Recorded information —

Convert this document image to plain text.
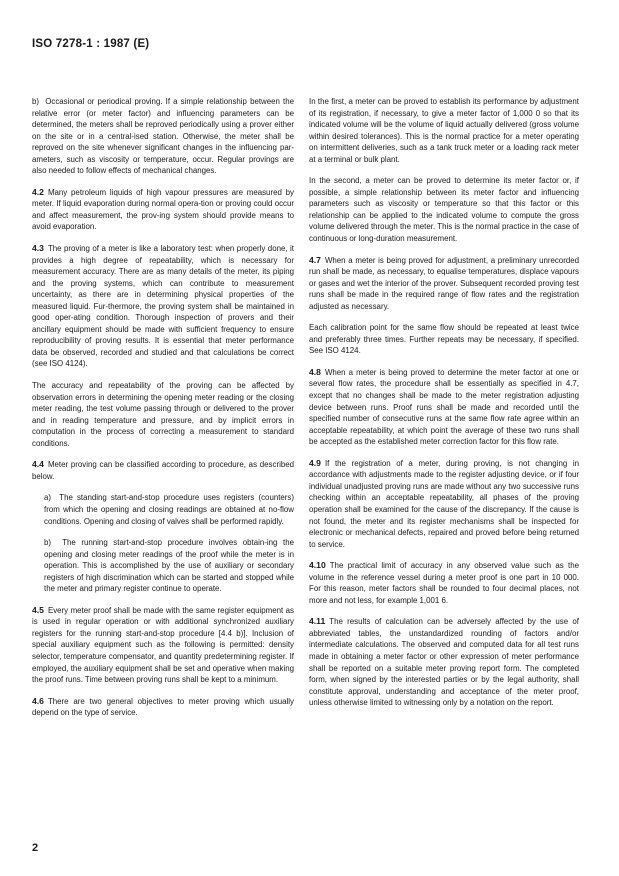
ISO 7278-1 : 1987 (E)

b)  Occasional or periodical proving. If a simple relationship between the relative error (or meter factor) and influencing parameters can be determined, the meters shall be reproved periodically using a prover either on the site or in a central-ised station. Otherwise, the meter shall be reproved on the site whenever significant changes in the influencing par-ameters, such as viscosity or temperature, occur. Regular provings are also needed to follow effects of mechanical changes.

4.2 Many petroleum liquids of high vapour pressures are measured by meter. If liquid evaporation during normal opera-tion or proving could occur and affect measurement, the prov-ing system should provide means to avoid evaporation.

4.3 The proving of a meter is like a laboratory test: when properly done, it provides a high degree of repeatability, which is necessary for measurement accuracy. There are as many details of the meter, its piping and the proving systems, which can contribute to measurement uncertainty, as there are in determining physical properties of the measured liquid. Fur-thermore, the proving system shall be maintained in good oper-ating condition. Thorough inspection of provers and their ancillary equipment should be made with sufficient frequency to ensure reproducibility of proving results. It is essential that meter performance data be observed, recorded and studied and that calculations be correct (see ISO 4124).

The accuracy and repeatability of the proving can be affected by observation errors in determining the opening meter reading or the closing meter reading, the test volume passing through or delivered to the prover and in reading temperature and pressure, and by implicit errors in computation in the process of correcting a measurement to standard conditions.

4.4 Meter proving can be classified according to procedure, as described below.

a)  The standing start-and-stop procedure uses registers (counters) from which the opening and closing readings are obtained at no-flow conditions. Opening and closing of valves shall be performed rapidly.

b)  The running start-and-stop procedure involves obtain-ing the opening and closing meter readings of the proof while the meter is in operation. This is accomplished by the use of auxiliary or secondary registers of high discrimination which can be started and stopped while the meter and primary register continue to operate.

4.5 Every meter proof shall be made with the same register equipment as is used in regular operation or with additional synchronized auxiliary registers for the running start-and-stop procedure [4.4 b)]. Inclusion of special auxiliary equipment such as the following is permitted: density selector, temperature compensator, and quantity predetermining register. If employed, the auxiliary equipment shall be set and operative when making the proof runs. Time between proving runs shall be kept to a minimum.

4.6 There are two general objectives to meter proving which usually depend on the type of service.

In the first, a meter can be proved to establish its performance by adjustment of its registration, if necessary, to give a meter factor of 1,000 0 so that its indicated volume will be the volume of liquid actually delivered (gross volume within desired tolerances). This is the normal practice for a meter operating on intermittent deliveries, such as a tank truck meter or a loading rack meter at a terminal or bulk plant.

In the second, a meter can be proved to determine its meter factor or, if possible, a simple relationship between its meter factor and influencing parameters such as viscosity or temperature so that this factor or this relationship can be applied to the indicated volume to compute the gross volume delivered through the meter. This is the normal practice in the case of continuous or long-duration measurement.

4.7 When a meter is being proved for adjustment, a preliminary unrecorded run shall be made, as necessary, to equalise temperatures, displace vapours or gases and wet the interior of the prover. Subsequent recorded proving test runs shall be made in the required range of flow rates and the registration adjusted as necessary.

Each calibration point for the same flow should be repeated at least twice and preferably three times. Further repeats may be necessary, if specified. See ISO 4124.

4.8 When a meter is being proved to determine the meter factor at one or several flow rates, the procedure shall be essentially as specified in 4.7, except that no changes shall be made to the meter registration adjusting device between runs. Proof runs shall be made and recorded until the specified number of consecutive runs at the same flow rate agree within an acceptable repeatability, at which point the average of these two runs shall be accepted as the established meter correction factor for this flow rate.

4.9 If the registration of a meter, during proving, is not changing in accordance with adjustments made to the register adjusting device, or if four individual unadjusted proving runs are made without any two successive runs checking within an acceptable repeatability, all phases of the proving operation shall be examined for the cause of the discrepancy. If the cause is not found, the meter and its register mechanisms shall be inspected for electronic or mechanical defects, repaired and proved before being returned to service.

4.10 The practical limit of accuracy in any observed value such as the volume in the reference vessel during a meter proof is one part in 10 000. For this reason, meter factors shall be rounded to four decimal places, not more and not less, for example 1,001 6.

4.11 The results of calculation can be adversely affected by the use of abbreviated tables, the unstandardized rounding of factors and/or intermediate calculations. The observed and computed data for all test runs made in obtaining a meter factor or other expression of meter performance shall be reported on a suitable meter proving report form. The completed form, when signed by the interested parties or by the legal authority, shall constitute approval, understanding and acceptance of the meter proof, unless otherwise limited to witnessing only by a notation on the report.

2
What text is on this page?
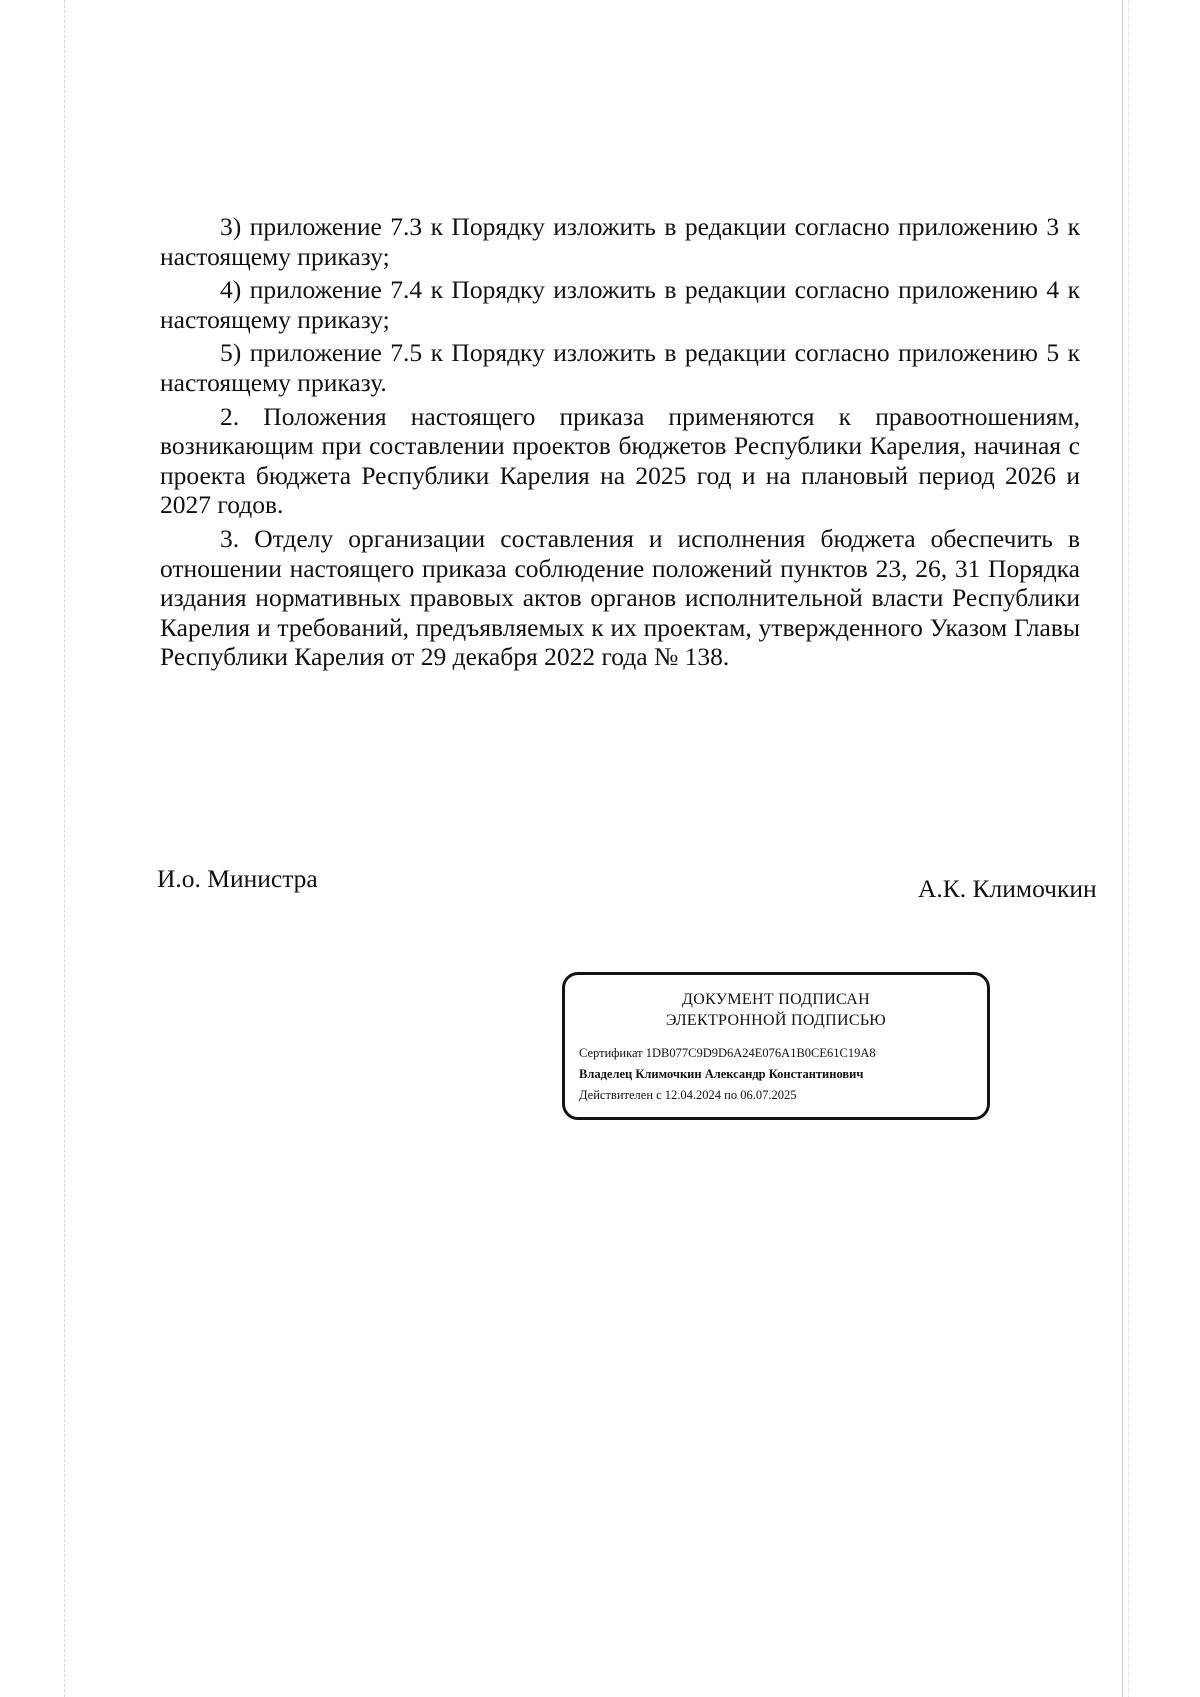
3) приложение 7.3 к Порядку изложить в редакции согласно приложению 3 к настоящему приказу;

4) приложение 7.4 к Порядку изложить в редакции согласно приложению 4 к настоящему приказу;

5) приложение 7.5 к Порядку изложить в редакции согласно приложению 5 к настоящему приказу.

2. Положения настоящего приказа применяются к правоотношениям, возникающим при составлении проектов бюджетов Республики Карелия, начиная с проекта бюджета Республики Карелия на 2025 год и на плановый период 2026 и 2027 годов.

3. Отделу организации составления и исполнения бюджета обеспечить в отношении настоящего приказа соблюдение положений пунктов 23, 26, 31 Порядка издания нормативных правовых актов органов исполнительной власти Республики Карелия и требований, предъявляемых к их проектам, утвержденного Указом Главы Республики Карелия от 29 декабря 2022 года № 138.

И.о. Министра	А.К. Климочкин
ДОКУМЕНТ ПОДПИСАН
ЭЛЕКТРОННОЙ ПОДПИСЬЮ
Сертификат 1DB077C9D9D6A24E076A1B0CE61C19A8
Владелец Климочкин Александр Константинович
Действителен с 12.04.2024 по 06.07.2025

Exercise details — Extract, word for word, every line from the one holding "What text is on this page?" through the closing line of the data above. Do not include any pictures.

Completed exercise —
What text is on this page?
3) приложение 7.3 к Порядку изложить в редакции согласно приложению 3 к настоящему приказу;

4) приложение 7.4 к Порядку изложить в редакции согласно приложению 4 к настоящему приказу;

5) приложение 7.5 к Порядку изложить в редакции согласно приложению 5 к настоящему приказу.

2. Положения настоящего приказа применяются к правоотношениям, возникающим при составлении проектов бюджетов Республики Карелия, начиная с проекта бюджета Республики Карелия на 2025 год и на плановый период 2026 и 2027 годов.

3. Отделу организации составления и исполнения бюджета обеспечить в отношении настоящего приказа соблюдение положений пунктов 23, 26, 31 Порядка издания нормативных правовых актов органов исполнительной власти Республики Карелия и требований, предъявляемых к их проектам, утвержденного Указом Главы Республики Карелия от 29 декабря 2022 года № 138.

И.о. Министра	А.К. Климочкин
ДОКУМЕНТ ПОДПИСАН
ЭЛЕКТРОННОЙ ПОДПИСЬЮ
Сертификат 1DB077C9D9D6A24E076A1B0CE61C19A8
Владелец Климочкин Александр Константинович
Действителен с 12.04.2024 по 06.07.2025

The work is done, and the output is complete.